_Task details_
State the number of lines that contain "主要原因是追加关于调整下达", with no other text.

--- begin ---

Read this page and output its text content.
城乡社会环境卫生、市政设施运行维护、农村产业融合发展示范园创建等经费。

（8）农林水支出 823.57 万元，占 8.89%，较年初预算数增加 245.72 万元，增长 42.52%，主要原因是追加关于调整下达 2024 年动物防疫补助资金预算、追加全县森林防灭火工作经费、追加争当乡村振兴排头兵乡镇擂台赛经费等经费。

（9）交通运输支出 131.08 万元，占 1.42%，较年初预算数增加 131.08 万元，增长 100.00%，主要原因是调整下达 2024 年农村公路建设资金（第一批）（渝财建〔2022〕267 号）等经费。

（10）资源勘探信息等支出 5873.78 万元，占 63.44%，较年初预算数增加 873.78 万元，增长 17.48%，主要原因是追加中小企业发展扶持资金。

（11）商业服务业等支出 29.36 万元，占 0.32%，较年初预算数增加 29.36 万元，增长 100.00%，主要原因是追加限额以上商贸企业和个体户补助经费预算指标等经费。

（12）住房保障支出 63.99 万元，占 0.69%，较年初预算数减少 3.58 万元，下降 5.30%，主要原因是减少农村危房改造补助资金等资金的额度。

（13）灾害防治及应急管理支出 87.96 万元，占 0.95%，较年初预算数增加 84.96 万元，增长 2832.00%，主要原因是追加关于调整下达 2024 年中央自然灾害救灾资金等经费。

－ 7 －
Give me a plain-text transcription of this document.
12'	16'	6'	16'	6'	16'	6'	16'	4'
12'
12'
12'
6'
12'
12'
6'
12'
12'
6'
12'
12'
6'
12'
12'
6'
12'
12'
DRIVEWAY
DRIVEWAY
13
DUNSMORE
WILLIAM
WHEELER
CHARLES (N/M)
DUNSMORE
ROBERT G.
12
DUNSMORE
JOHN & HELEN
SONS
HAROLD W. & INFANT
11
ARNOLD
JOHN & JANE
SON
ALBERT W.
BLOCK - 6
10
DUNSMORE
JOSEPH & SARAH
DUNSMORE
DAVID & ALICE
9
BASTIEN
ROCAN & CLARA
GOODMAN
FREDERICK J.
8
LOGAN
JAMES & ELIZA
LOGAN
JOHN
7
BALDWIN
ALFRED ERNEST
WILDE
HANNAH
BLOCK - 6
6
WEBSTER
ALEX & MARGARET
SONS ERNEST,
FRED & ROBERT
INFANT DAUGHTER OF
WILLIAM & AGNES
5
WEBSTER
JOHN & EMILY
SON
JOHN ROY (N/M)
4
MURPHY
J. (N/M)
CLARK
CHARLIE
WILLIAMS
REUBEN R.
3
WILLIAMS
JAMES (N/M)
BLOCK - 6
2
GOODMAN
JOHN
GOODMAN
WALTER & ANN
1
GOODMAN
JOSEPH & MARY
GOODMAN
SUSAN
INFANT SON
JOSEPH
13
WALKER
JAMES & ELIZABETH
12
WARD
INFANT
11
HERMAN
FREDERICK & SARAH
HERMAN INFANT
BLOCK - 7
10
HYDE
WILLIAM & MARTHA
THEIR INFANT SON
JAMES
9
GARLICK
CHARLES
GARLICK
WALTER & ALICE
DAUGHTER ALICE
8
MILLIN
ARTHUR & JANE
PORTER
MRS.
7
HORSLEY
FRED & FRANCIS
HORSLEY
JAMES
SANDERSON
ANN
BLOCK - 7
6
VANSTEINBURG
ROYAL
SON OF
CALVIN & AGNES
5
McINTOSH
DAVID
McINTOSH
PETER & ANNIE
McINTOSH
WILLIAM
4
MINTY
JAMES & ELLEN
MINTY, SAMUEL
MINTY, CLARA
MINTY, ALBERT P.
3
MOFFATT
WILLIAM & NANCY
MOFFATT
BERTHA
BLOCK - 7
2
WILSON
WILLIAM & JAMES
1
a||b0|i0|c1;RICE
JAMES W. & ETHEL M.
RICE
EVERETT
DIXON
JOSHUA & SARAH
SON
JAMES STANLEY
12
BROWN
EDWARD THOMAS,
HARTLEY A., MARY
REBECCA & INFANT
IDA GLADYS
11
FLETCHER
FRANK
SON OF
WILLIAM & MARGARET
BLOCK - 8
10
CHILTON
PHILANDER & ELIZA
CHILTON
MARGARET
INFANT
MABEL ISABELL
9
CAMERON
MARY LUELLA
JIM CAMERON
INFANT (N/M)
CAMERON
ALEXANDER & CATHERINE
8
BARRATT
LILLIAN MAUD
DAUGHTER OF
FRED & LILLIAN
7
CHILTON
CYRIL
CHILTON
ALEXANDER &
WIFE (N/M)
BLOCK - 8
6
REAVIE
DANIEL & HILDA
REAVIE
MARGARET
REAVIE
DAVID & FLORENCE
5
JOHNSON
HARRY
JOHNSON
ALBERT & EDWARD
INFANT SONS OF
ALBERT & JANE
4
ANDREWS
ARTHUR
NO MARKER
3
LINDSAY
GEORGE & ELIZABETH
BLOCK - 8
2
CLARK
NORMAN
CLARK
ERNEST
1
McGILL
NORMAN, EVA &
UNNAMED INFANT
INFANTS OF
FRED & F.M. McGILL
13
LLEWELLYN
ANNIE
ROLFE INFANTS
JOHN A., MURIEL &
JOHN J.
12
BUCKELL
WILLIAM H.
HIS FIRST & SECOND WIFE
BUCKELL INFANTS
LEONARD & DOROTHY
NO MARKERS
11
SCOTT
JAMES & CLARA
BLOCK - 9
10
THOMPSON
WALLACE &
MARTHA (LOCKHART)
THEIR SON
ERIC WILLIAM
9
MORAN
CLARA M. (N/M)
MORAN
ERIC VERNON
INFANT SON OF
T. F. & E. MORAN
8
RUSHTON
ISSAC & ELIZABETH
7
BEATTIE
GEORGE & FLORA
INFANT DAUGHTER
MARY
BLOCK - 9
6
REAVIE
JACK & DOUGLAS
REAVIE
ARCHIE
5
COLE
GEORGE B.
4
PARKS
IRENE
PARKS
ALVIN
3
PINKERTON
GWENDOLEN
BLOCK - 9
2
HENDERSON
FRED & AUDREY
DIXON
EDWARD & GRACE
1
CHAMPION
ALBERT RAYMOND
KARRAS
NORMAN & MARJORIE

--- end ---

_Exercise result_
2